Transcribe the listing below word for word.
## START
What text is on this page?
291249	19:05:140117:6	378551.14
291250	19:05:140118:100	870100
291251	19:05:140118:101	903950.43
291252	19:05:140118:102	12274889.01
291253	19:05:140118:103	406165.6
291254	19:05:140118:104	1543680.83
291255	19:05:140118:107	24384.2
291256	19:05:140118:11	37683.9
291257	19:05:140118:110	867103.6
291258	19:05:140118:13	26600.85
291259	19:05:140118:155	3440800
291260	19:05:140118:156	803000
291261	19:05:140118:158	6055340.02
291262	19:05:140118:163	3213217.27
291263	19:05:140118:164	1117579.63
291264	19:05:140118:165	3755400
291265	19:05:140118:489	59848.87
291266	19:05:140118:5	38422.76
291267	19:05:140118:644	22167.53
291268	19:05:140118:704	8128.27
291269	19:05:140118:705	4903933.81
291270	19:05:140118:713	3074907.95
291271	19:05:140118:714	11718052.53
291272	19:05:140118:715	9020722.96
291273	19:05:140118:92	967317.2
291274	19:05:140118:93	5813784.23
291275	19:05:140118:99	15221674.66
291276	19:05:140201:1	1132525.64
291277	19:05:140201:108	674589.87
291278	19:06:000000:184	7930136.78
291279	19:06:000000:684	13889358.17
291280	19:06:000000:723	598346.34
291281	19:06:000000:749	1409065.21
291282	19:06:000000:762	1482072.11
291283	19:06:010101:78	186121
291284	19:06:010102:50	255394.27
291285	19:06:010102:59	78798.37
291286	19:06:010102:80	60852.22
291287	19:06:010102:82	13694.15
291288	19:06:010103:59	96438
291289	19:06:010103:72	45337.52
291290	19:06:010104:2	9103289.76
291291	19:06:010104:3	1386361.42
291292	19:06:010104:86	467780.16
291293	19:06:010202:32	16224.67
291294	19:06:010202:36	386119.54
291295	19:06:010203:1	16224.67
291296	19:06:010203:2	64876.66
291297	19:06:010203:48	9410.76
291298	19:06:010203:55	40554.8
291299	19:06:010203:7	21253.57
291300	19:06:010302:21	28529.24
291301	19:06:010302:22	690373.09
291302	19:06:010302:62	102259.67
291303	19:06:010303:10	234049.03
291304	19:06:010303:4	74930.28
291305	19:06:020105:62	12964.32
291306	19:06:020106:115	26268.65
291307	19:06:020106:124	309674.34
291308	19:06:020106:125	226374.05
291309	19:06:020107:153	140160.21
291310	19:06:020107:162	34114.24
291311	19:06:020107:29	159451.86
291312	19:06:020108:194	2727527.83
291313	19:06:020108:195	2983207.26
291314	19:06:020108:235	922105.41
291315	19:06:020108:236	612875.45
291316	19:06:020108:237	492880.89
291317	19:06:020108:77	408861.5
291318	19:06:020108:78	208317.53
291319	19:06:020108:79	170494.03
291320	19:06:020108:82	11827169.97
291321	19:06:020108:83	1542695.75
## END
### Response to this exercise
What text is on this page?
291249	19:05:140117:6	378551.14
291250	19:05:140118:100	870100
291251	19:05:140118:101	903950.43
291252	19:05:140118:102	12274889.01
291253	19:05:140118:103	406165.6
291254	19:05:140118:104	1543680.83
291255	19:05:140118:107	24384.2
291256	19:05:140118:11	37683.9
291257	19:05:140118:110	867103.6
291258	19:05:140118:13	26600.85
291259	19:05:140118:155	3440800
291260	19:05:140118:156	803000
291261	19:05:140118:158	6055340.02
291262	19:05:140118:163	3213217.27
291263	19:05:140118:164	1117579.63
291264	19:05:140118:165	3755400
291265	19:05:140118:489	59848.87
291266	19:05:140118:5	38422.76
291267	19:05:140118:644	22167.53
291268	19:05:140118:704	8128.27
291269	19:05:140118:705	4903933.81
291270	19:05:140118:713	3074907.95
291271	19:05:140118:714	11718052.53
291272	19:05:140118:715	9020722.96
291273	19:05:140118:92	967317.2
291274	19:05:140118:93	5813784.23
291275	19:05:140118:99	15221674.66
291276	19:05:140201:1	1132525.64
291277	19:05:140201:108	674589.87
291278	19:06:000000:184	7930136.78
291279	19:06:000000:684	13889358.17
291280	19:06:000000:723	598346.34
291281	19:06:000000:749	1409065.21
291282	19:06:000000:762	1482072.11
291283	19:06:010101:78	186121
291284	19:06:010102:50	255394.27
291285	19:06:010102:59	78798.37
291286	19:06:010102:80	60852.22
291287	19:06:010102:82	13694.15
291288	19:06:010103:59	96438
291289	19:06:010103:72	45337.52
291290	19:06:010104:2	9103289.76
291291	19:06:010104:3	1386361.42
291292	19:06:010104:86	467780.16
291293	19:06:010202:32	16224.67
291294	19:06:010202:36	386119.54
291295	19:06:010203:1	16224.67
291296	19:06:010203:2	64876.66
291297	19:06:010203:48	9410.76
291298	19:06:010203:55	40554.8
291299	19:06:010203:7	21253.57
291300	19:06:010302:21	28529.24
291301	19:06:010302:22	690373.09
291302	19:06:010302:62	102259.67
291303	19:06:010303:10	234049.03
291304	19:06:010303:4	74930.28
291305	19:06:020105:62	12964.32
291306	19:06:020106:115	26268.65
291307	19:06:020106:124	309674.34
291308	19:06:020106:125	226374.05
291309	19:06:020107:153	140160.21
291310	19:06:020107:162	34114.24
291311	19:06:020107:29	159451.86
291312	19:06:020108:194	2727527.83
291313	19:06:020108:195	2983207.26
291314	19:06:020108:235	922105.41
291315	19:06:020108:236	612875.45
291316	19:06:020108:237	492880.89
291317	19:06:020108:77	408861.5
291318	19:06:020108:78	208317.53
291319	19:06:020108:79	170494.03
291320	19:06:020108:82	11827169.97
291321	19:06:020108:83	1542695.75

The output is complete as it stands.